Short problem:
The listing must be reproduced in full, exactly as it stands.

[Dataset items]
┌──

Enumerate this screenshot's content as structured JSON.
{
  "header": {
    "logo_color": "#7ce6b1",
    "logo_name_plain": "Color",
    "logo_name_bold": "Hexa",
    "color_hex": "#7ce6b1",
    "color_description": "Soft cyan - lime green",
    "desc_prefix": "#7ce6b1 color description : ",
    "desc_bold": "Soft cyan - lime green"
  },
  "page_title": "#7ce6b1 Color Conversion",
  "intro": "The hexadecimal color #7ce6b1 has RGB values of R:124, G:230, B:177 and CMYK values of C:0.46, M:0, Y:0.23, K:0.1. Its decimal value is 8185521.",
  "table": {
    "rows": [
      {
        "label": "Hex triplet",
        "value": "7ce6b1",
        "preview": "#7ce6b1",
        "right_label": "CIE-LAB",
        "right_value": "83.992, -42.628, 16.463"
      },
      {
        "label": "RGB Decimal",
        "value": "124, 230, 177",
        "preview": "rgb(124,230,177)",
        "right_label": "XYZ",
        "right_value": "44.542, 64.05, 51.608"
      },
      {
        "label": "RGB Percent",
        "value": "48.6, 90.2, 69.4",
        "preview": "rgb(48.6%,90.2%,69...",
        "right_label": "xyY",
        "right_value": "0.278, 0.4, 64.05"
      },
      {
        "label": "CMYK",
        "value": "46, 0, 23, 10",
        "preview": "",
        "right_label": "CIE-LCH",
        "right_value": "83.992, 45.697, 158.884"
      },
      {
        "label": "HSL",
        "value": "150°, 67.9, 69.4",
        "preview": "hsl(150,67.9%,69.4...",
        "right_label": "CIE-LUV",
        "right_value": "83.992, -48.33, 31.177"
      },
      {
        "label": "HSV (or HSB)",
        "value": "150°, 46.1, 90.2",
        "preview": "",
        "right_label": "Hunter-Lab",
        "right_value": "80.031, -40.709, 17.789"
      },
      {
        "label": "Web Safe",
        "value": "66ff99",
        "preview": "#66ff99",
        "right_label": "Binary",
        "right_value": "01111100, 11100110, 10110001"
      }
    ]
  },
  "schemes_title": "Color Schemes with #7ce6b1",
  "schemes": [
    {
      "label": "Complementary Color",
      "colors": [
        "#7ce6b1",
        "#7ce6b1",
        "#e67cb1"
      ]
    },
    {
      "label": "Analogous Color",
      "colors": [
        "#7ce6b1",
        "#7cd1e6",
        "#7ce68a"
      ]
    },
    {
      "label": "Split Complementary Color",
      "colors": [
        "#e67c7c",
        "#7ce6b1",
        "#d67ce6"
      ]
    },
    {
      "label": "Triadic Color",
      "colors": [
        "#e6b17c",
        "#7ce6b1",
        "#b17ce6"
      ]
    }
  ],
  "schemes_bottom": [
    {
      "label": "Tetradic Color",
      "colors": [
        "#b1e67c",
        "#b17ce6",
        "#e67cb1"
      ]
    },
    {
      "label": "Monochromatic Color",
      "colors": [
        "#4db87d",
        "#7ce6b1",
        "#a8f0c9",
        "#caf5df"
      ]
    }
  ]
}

└──

Written reply:
Enumerate this screenshot's content as structured JSON.
{
  "header": {
    "logo_color": "#7ce6b1",
    "logo_name_plain": "Color",
    "logo_name_bold": "Hexa",
    "color_hex": "#7ce6b1",
    "color_description": "Soft cyan - lime green",
    "desc_prefix": "#7ce6b1 color description : ",
    "desc_bold": "Soft cyan - lime green"
  },
  "page_title": "#7ce6b1 Color Conversion",
  "intro": "The hexadecimal color #7ce6b1 has RGB values of R:124, G:230, B:177 and CMYK values of C:0.46, M:0, Y:0.23, K:0.1. Its decimal value is 8185521.",
  "table": {
    "rows": [
      {
        "label": "Hex triplet",
        "value": "7ce6b1",
        "preview": "#7ce6b1",
        "right_label": "CIE-LAB",
        "right_value": "83.992, -42.628, 16.463"
      },
      {
        "label": "RGB Decimal",
        "value": "124, 230, 177",
        "preview": "rgb(124,230,177)",
        "right_label": "XYZ",
        "right_value": "44.542, 64.05, 51.608"
      },
      {
        "label": "RGB Percent",
        "value": "48.6, 90.2, 69.4",
        "preview": "rgb(48.6%,90.2%,69...",
        "right_label": "xyY",
        "right_value": "0.278, 0.4, 64.05"
      },
      {
        "label": "CMYK",
        "value": "46, 0, 23, 10",
        "preview": "",
        "right_label": "CIE-LCH",
        "right_value": "83.992, 45.697, 158.884"
      },
      {
        "label": "HSL",
        "value": "150°, 67.9, 69.4",
        "preview": "hsl(150,67.9%,69.4...",
        "right_label": "CIE-LUV",
        "right_value": "83.992, -48.33, 31.177"
      },
      {
        "label": "HSV (or HSB)",
        "value": "150°, 46.1, 90.2",
        "preview": "",
        "right_label": "Hunter-Lab",
        "right_value": "80.031, -40.709, 17.789"
      },
      {
        "label": "Web Safe",
        "value": "66ff99",
        "preview": "#66ff99",
        "right_label": "Binary",
        "right_value": "01111100, 11100110, 10110001"
      }
    ]
  },
  "schemes_title": "Color Schemes with #7ce6b1",
  "schemes": [
    {
      "label": "Complementary Color",
      "colors": [
        "#7ce6b1",
        "#7ce6b1",
        "#e67cb1"
      ]
    },
    {
      "label": "Analogous Color",
      "colors": [
        "#7ce6b1",
        "#7cd1e6",
        "#7ce68a"
      ]
    },
    {
      "label": "Split Complementary Color",
      "colors": [
        "#e67c7c",
        "#7ce6b1",
        "#d67ce6"
      ]
    },
    {
      "label": "Triadic Color",
      "colors": [
        "#e6b17c",
        "#7ce6b1",
        "#b17ce6"
      ]
    }
  ],
  "schemes_bottom": [
    {
      "label": "Tetradic Color",
      "colors": [
        "#b1e67c",
        "#b17ce6",
        "#e67cb1"
      ]
    },
    {
      "label": "Monochromatic Color",
      "colors": [
        "#4db87d",
        "#7ce6b1",
        "#a8f0c9",
        "#caf5df"
      ]
    }
  ]
}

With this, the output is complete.